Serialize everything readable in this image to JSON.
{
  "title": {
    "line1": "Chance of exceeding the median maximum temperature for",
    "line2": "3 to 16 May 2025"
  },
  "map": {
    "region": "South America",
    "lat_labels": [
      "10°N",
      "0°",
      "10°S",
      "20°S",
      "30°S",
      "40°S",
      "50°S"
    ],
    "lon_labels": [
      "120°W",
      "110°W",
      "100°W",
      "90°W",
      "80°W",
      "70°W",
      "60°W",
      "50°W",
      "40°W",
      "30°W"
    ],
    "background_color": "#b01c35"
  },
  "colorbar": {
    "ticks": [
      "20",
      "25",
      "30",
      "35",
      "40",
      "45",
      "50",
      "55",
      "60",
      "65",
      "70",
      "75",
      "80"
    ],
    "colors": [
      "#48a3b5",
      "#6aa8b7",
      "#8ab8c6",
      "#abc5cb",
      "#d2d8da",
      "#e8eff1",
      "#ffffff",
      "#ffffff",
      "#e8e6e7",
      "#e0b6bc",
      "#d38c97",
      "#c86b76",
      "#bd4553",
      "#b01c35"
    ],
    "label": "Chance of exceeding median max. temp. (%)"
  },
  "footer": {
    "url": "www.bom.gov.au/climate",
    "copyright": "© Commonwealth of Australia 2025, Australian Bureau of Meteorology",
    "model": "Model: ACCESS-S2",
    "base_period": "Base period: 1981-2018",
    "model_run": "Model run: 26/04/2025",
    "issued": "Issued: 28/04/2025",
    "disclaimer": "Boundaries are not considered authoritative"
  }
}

====

The answer is a single number, the count of lines in the records that contain the string "Model".

2